> [DATA RECORDS]
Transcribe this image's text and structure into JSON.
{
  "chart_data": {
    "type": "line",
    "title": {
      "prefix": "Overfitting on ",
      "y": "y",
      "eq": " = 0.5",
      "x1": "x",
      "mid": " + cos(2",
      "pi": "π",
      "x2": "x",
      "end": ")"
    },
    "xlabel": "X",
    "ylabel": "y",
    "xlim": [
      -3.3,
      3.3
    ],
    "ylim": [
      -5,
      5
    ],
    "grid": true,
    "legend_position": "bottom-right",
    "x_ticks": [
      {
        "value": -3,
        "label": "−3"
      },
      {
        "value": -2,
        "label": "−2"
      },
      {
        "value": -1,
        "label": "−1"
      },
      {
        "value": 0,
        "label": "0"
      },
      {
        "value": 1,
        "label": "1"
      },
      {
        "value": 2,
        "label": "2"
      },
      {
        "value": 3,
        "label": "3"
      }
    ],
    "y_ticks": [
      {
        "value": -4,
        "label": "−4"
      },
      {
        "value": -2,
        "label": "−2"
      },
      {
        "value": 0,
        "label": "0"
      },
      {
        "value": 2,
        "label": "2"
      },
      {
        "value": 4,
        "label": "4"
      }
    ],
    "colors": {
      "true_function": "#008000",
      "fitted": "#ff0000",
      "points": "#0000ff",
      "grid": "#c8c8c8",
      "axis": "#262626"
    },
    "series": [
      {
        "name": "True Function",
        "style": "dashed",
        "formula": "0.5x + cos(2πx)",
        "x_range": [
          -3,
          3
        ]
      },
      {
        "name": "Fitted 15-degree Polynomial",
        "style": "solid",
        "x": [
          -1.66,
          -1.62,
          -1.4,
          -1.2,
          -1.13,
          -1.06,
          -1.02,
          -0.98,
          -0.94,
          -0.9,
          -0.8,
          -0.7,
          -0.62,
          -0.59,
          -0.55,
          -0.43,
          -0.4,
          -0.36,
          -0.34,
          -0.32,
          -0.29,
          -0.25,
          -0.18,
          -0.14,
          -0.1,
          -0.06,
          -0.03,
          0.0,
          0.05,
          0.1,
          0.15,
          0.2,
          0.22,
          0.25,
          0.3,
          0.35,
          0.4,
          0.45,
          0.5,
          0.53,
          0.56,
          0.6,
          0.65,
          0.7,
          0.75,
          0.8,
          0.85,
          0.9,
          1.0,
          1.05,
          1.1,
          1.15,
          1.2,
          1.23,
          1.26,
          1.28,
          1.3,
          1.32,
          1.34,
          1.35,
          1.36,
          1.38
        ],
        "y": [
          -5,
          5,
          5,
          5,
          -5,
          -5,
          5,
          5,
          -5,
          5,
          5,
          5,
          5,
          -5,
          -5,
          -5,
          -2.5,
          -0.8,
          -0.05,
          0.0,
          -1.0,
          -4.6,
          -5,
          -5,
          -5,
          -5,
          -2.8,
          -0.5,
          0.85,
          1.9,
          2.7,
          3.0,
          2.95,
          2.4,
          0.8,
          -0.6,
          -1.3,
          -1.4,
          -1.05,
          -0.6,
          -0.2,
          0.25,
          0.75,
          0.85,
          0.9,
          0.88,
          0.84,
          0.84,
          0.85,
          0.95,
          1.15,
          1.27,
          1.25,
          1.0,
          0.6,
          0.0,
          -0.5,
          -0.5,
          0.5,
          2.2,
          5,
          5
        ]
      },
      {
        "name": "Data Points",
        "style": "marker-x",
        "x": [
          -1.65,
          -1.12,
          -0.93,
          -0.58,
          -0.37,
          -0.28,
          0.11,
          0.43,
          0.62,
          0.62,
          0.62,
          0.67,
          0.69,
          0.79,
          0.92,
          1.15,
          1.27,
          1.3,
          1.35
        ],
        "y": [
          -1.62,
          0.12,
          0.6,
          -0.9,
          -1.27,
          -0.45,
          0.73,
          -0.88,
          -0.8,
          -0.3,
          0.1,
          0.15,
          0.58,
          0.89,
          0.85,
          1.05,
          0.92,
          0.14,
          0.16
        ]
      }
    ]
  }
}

> [WRITTEN REQUEST] Each record above must be given again exactly.

> [FULL OUTPUT]
Transcribe this image's text and structure into JSON.
{
  "chart_data": {
    "type": "line",
    "title": {
      "prefix": "Overfitting on ",
      "y": "y",
      "eq": " = 0.5",
      "x1": "x",
      "mid": " + cos(2",
      "pi": "π",
      "x2": "x",
      "end": ")"
    },
    "xlabel": "X",
    "ylabel": "y",
    "xlim": [
      -3.3,
      3.3
    ],
    "ylim": [
      -5,
      5
    ],
    "grid": true,
    "legend_position": "bottom-right",
    "x_ticks": [
      {
        "value": -3,
        "label": "−3"
      },
      {
        "value": -2,
        "label": "−2"
      },
      {
        "value": -1,
        "label": "−1"
      },
      {
        "value": 0,
        "label": "0"
      },
      {
        "value": 1,
        "label": "1"
      },
      {
        "value": 2,
        "label": "2"
      },
      {
        "value": 3,
        "label": "3"
      }
    ],
    "y_ticks": [
      {
        "value": -4,
        "label": "−4"
      },
      {
        "value": -2,
        "label": "−2"
      },
      {
        "value": 0,
        "label": "0"
      },
      {
        "value": 2,
        "label": "2"
      },
      {
        "value": 4,
        "label": "4"
      }
    ],
    "colors": {
      "true_function": "#008000",
      "fitted": "#ff0000",
      "points": "#0000ff",
      "grid": "#c8c8c8",
      "axis": "#262626"
    },
    "series": [
      {
        "name": "True Function",
        "style": "dashed",
        "formula": "0.5x + cos(2πx)",
        "x_range": [
          -3,
          3
        ]
      },
      {
        "name": "Fitted 15-degree Polynomial",
        "style": "solid",
        "x": [
          -1.66,
          -1.62,
          -1.4,
          -1.2,
          -1.13,
          -1.06,
          -1.02,
          -0.98,
          -0.94,
          -0.9,
          -0.8,
          -0.7,
          -0.62,
          -0.59,
          -0.55,
          -0.43,
          -0.4,
          -0.36,
          -0.34,
          -0.32,
          -0.29,
          -0.25,
          -0.18,
          -0.14,
          -0.1,
          -0.06,
          -0.03,
          0.0,
          0.05,
          0.1,
          0.15,
          0.2,
          0.22,
          0.25,
          0.3,
          0.35,
          0.4,
          0.45,
          0.5,
          0.53,
          0.56,
          0.6,
          0.65,
          0.7,
          0.75,
          0.8,
          0.85,
          0.9,
          1.0,
          1.05,
          1.1,
          1.15,
          1.2,
          1.23,
          1.26,
          1.28,
          1.3,
          1.32,
          1.34,
          1.35,
          1.36,
          1.38
        ],
        "y": [
          -5,
          5,
          5,
          5,
          -5,
          -5,
          5,
          5,
          -5,
          5,
          5,
          5,
          5,
          -5,
          -5,
          -5,
          -2.5,
          -0.8,
          -0.05,
          0.0,
          -1.0,
          -4.6,
          -5,
          -5,
          -5,
          -5,
          -2.8,
          -0.5,
          0.85,
          1.9,
          2.7,
          3.0,
          2.95,
          2.4,
          0.8,
          -0.6,
          -1.3,
          -1.4,
          -1.05,
          -0.6,
          -0.2,
          0.25,
          0.75,
          0.85,
          0.9,
          0.88,
          0.84,
          0.84,
          0.85,
          0.95,
          1.15,
          1.27,
          1.25,
          1.0,
          0.6,
          0.0,
          -0.5,
          -0.5,
          0.5,
          2.2,
          5,
          5
        ]
      },
      {
        "name": "Data Points",
        "style": "marker-x",
        "x": [
          -1.65,
          -1.12,
          -0.93,
          -0.58,
          -0.37,
          -0.28,
          0.11,
          0.43,
          0.62,
          0.62,
          0.62,
          0.67,
          0.69,
          0.79,
          0.92,
          1.15,
          1.27,
          1.3,
          1.35
        ],
        "y": [
          -1.62,
          0.12,
          0.6,
          -0.9,
          -1.27,
          -0.45,
          0.73,
          -0.88,
          -0.8,
          -0.3,
          0.1,
          0.15,
          0.58,
          0.89,
          0.85,
          1.05,
          0.92,
          0.14,
          0.16
        ]
      }
    ]
  }
}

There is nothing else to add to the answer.